_Task to complete_
Scan the lines below for the word "this". Copy each line you find it in.

[Records from a data collection]

%%

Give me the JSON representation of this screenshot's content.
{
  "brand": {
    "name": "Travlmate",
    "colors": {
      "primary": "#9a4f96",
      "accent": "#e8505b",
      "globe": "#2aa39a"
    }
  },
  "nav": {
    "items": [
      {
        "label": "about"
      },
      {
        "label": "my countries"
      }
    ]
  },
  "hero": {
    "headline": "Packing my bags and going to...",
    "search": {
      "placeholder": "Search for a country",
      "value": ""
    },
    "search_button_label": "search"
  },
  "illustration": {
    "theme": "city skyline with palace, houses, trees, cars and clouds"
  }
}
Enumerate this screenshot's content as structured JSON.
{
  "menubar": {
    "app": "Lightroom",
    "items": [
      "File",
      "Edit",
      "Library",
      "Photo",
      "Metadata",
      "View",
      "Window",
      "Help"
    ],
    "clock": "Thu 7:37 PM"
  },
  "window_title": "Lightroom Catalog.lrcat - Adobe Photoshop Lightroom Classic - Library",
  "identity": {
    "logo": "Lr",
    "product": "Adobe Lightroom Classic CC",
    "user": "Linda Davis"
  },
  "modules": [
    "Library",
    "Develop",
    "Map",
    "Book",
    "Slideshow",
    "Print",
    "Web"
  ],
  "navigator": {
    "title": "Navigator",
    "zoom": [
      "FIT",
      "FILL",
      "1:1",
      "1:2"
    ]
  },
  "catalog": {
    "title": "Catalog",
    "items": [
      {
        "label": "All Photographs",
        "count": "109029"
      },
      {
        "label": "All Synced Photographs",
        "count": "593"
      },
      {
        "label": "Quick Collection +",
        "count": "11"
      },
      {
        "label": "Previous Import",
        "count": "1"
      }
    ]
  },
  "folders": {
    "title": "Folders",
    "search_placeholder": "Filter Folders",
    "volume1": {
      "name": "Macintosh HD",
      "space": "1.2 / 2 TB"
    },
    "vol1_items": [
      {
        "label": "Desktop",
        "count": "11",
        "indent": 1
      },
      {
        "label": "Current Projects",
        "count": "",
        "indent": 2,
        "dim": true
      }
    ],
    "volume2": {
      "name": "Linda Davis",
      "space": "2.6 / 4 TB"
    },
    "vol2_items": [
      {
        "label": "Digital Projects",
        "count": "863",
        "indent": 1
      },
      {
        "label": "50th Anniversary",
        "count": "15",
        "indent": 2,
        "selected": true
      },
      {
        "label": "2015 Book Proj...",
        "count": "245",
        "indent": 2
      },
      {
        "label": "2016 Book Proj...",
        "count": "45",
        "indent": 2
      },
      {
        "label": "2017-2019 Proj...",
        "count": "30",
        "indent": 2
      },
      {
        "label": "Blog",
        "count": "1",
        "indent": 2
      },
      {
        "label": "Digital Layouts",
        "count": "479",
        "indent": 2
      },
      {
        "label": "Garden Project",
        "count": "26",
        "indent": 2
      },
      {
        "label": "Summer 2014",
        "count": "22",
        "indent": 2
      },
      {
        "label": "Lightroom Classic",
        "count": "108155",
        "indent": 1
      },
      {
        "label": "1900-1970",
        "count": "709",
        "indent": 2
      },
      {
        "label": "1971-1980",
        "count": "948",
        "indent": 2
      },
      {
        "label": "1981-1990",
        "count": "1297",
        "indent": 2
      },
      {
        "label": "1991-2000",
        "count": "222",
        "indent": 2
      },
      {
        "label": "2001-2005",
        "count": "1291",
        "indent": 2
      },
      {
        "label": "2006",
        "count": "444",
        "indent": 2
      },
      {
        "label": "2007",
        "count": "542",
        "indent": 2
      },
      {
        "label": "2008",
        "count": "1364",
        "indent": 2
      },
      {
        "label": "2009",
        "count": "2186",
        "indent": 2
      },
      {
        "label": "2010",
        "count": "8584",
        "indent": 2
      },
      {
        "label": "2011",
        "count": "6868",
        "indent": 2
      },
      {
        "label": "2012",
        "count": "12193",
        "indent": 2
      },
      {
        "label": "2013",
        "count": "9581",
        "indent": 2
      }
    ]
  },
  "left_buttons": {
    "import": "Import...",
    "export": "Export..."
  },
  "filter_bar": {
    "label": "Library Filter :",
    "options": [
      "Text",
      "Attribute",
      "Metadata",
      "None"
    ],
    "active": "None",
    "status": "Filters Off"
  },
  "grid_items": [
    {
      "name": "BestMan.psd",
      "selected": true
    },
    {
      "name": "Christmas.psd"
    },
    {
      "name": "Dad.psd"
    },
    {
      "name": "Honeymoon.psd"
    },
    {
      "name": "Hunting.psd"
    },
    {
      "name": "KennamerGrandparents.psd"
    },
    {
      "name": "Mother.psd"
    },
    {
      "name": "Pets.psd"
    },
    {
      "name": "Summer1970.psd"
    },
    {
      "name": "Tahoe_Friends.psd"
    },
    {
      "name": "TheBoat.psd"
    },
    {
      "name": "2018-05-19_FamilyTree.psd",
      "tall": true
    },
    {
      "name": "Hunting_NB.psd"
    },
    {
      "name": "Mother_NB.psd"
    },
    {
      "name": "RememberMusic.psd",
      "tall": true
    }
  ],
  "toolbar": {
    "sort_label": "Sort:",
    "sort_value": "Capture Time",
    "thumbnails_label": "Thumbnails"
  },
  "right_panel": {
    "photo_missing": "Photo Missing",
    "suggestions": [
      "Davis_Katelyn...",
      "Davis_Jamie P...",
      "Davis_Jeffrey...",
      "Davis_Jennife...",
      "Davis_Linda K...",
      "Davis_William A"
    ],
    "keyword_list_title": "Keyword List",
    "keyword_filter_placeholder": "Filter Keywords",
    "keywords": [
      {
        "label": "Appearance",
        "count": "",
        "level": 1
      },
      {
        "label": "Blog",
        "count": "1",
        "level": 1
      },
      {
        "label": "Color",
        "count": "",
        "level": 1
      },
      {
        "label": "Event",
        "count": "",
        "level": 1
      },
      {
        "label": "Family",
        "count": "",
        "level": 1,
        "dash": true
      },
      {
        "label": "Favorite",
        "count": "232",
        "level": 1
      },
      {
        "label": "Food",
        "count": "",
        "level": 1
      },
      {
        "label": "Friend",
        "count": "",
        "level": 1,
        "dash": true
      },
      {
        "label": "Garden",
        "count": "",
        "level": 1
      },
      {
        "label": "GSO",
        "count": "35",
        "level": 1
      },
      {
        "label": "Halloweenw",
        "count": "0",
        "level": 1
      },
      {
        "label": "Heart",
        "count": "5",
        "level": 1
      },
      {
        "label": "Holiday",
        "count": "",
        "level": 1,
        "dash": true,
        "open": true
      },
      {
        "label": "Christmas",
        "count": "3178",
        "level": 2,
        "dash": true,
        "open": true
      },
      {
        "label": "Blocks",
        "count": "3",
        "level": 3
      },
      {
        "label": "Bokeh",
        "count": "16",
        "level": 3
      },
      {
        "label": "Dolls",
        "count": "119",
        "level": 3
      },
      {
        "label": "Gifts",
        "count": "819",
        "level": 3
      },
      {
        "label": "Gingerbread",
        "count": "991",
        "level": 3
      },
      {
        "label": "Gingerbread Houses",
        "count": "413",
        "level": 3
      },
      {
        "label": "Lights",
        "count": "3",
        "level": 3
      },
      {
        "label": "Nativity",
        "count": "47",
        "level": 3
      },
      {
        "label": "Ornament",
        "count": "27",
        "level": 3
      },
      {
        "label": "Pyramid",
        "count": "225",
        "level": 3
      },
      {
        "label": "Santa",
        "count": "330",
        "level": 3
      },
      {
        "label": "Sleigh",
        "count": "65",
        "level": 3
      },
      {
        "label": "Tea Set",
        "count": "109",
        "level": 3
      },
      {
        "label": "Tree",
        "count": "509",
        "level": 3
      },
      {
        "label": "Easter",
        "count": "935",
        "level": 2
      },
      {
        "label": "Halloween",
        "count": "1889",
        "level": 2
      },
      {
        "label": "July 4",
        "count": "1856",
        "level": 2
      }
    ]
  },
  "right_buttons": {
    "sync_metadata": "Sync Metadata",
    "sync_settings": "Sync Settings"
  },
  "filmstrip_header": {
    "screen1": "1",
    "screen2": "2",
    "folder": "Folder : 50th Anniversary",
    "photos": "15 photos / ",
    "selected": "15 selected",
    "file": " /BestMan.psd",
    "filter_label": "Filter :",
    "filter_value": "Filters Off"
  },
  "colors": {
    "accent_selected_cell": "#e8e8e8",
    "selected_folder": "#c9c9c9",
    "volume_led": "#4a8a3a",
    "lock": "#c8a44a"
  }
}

%%

_Exercise result_
Give me the JSON representation of this screenshot's content.
Enumerate this screenshot's content as structured JSON.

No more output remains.